_Exercise requirements:_
Read the lines that follow and tally those with the word "years"; give the number and nothing else.

Dataset entries
....................
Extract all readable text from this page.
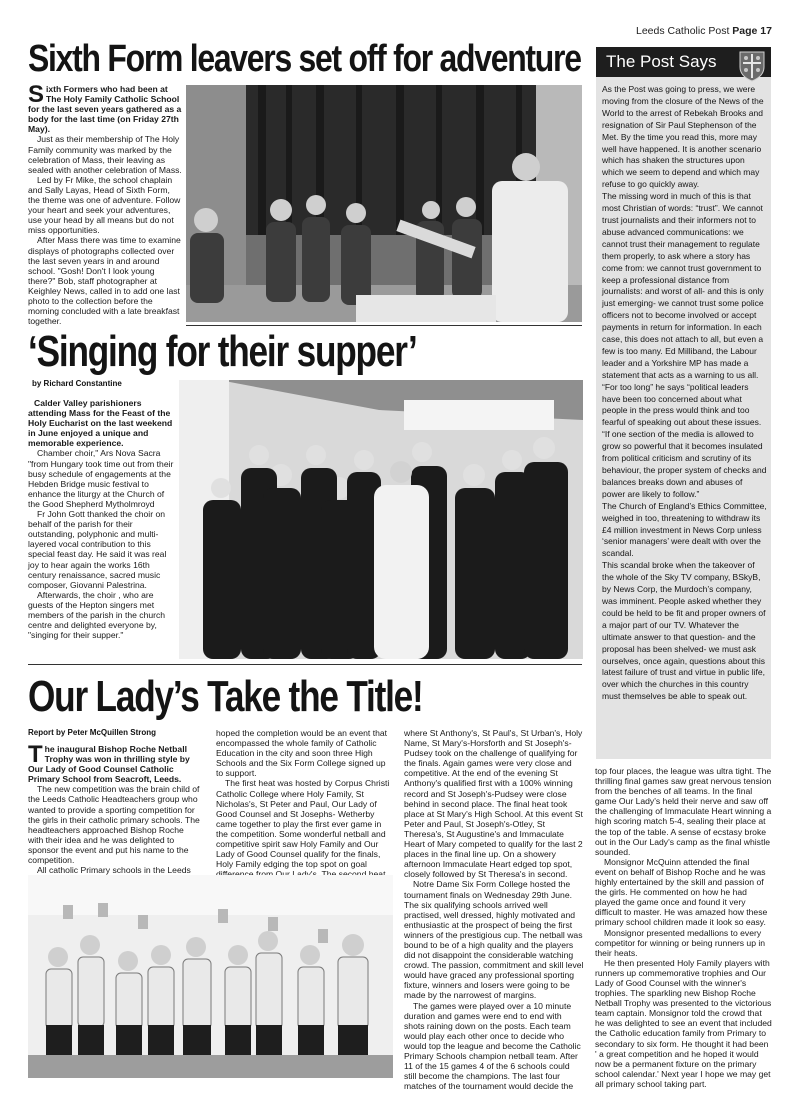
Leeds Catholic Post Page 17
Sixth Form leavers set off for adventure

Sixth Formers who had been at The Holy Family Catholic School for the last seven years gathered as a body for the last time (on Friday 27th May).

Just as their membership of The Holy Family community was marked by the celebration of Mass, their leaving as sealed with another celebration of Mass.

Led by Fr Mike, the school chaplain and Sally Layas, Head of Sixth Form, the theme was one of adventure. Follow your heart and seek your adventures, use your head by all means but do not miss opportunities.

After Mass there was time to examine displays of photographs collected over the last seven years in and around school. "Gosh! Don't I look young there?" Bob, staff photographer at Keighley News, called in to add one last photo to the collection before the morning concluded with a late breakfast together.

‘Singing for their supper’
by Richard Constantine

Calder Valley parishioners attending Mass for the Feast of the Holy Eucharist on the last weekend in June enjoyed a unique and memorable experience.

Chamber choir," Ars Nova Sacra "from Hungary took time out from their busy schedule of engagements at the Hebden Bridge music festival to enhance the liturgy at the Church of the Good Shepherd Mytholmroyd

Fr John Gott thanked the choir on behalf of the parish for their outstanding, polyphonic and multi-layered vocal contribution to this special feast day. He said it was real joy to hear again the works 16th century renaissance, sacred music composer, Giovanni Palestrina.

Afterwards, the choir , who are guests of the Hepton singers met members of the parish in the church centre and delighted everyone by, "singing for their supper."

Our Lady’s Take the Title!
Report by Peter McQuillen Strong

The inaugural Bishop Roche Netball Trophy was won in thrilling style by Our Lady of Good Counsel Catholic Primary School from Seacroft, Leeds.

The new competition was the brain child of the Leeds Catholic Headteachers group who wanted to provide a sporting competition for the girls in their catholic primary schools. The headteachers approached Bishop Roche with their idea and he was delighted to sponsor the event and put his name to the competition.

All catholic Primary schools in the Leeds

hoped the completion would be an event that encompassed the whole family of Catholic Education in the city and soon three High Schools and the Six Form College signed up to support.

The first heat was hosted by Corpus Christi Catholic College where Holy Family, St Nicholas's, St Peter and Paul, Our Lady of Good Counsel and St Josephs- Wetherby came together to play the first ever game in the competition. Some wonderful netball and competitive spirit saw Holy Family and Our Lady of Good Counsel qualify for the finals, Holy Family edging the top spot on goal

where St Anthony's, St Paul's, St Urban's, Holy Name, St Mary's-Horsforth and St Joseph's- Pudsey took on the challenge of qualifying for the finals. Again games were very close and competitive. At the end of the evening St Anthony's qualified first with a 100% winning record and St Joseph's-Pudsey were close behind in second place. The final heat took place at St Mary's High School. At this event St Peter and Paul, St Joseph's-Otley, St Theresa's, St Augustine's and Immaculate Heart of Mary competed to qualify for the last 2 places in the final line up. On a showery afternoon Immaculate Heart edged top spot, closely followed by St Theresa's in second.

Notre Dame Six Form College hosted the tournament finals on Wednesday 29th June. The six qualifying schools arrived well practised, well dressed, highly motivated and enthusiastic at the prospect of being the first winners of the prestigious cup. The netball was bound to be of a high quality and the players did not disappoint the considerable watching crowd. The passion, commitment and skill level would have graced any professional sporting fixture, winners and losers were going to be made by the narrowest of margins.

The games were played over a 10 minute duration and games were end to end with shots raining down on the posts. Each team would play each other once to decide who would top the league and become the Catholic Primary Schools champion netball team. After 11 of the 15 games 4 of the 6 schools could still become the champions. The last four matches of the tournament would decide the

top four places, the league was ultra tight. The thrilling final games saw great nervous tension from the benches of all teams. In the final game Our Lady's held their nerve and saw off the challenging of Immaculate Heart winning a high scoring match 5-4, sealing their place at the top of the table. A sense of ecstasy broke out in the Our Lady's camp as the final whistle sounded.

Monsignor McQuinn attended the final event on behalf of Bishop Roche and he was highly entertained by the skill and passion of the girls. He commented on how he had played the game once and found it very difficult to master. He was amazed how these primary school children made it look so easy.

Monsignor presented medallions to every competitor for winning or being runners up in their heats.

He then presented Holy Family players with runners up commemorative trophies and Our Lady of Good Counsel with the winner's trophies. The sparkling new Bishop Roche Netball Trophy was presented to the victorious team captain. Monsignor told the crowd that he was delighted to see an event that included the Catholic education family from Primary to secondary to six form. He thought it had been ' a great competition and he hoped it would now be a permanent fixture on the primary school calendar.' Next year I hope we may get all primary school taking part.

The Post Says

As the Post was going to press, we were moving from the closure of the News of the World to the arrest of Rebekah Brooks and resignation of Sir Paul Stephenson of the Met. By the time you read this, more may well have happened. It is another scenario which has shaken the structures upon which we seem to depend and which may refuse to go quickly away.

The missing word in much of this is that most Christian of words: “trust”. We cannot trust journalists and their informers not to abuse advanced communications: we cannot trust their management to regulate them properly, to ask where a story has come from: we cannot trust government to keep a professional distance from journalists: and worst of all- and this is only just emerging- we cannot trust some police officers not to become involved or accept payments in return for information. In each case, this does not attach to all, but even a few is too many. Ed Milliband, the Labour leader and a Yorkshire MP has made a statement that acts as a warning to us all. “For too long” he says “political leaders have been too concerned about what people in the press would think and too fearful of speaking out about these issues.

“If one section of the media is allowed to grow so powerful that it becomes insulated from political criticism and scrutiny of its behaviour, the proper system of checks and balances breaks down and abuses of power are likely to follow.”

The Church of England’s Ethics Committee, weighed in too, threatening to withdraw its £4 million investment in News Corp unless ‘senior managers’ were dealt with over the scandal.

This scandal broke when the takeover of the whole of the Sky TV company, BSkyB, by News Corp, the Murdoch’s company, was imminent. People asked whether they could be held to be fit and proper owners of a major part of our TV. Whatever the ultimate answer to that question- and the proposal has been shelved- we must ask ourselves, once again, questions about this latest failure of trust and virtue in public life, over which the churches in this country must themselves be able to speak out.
....................
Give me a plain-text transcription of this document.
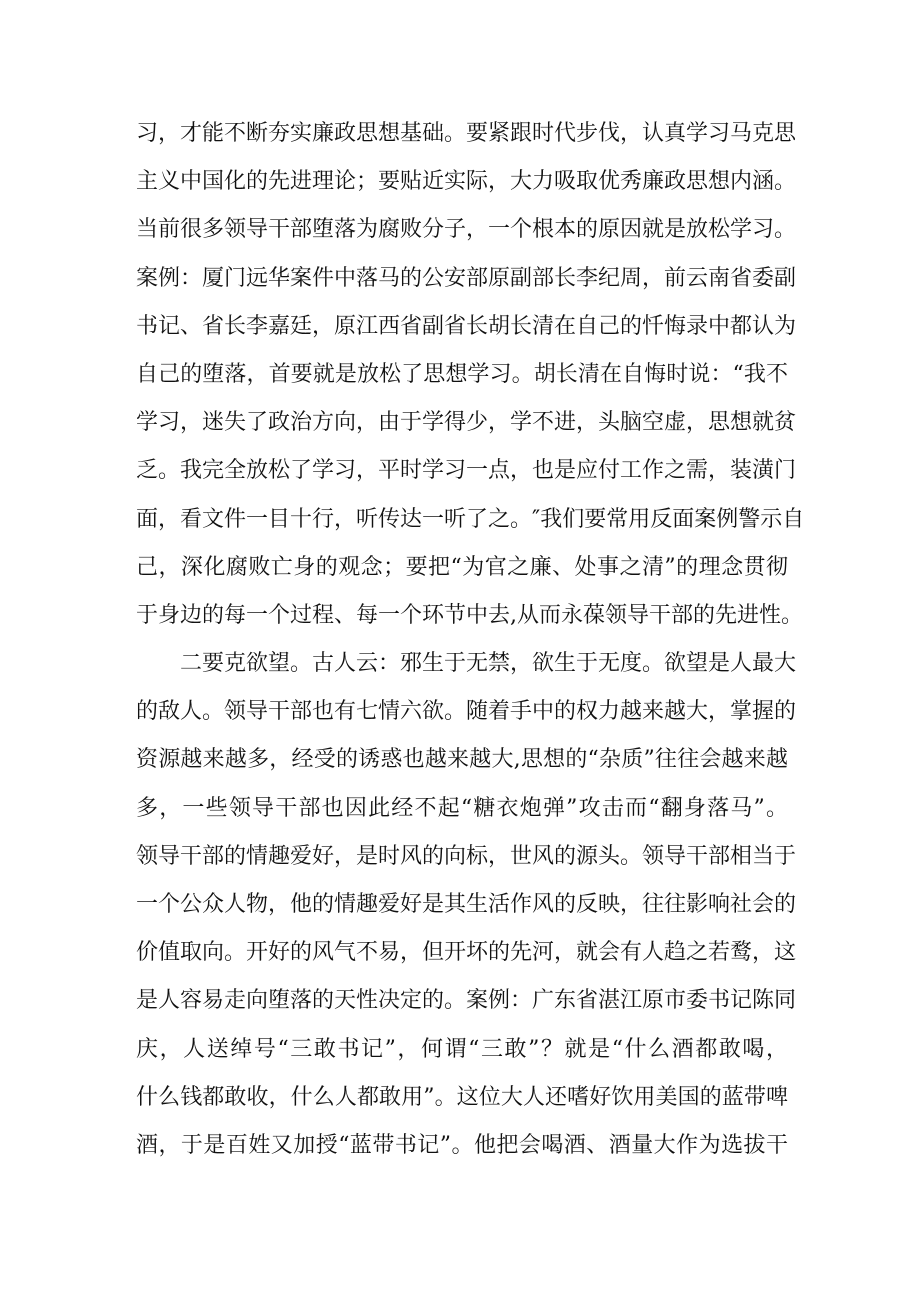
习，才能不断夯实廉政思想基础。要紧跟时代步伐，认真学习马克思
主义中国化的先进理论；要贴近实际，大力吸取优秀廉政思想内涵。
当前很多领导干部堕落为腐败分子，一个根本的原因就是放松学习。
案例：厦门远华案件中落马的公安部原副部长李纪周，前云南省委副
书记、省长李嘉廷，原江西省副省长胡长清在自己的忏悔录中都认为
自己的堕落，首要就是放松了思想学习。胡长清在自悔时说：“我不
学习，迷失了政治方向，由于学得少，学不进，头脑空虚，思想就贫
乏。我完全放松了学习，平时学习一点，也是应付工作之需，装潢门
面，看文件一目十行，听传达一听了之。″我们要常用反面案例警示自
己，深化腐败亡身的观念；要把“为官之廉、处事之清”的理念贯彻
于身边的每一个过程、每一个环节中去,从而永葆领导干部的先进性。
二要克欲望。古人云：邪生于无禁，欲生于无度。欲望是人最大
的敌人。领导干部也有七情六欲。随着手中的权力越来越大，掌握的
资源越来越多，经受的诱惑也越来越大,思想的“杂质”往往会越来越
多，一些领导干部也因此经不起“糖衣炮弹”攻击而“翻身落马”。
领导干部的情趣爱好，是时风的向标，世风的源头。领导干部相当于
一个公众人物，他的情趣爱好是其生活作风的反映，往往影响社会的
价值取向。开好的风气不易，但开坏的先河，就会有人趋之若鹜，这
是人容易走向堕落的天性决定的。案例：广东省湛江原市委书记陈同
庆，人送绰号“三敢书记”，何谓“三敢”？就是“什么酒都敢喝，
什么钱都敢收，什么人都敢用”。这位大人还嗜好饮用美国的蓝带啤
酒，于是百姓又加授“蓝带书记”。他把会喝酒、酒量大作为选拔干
....................
_Full solution:_
2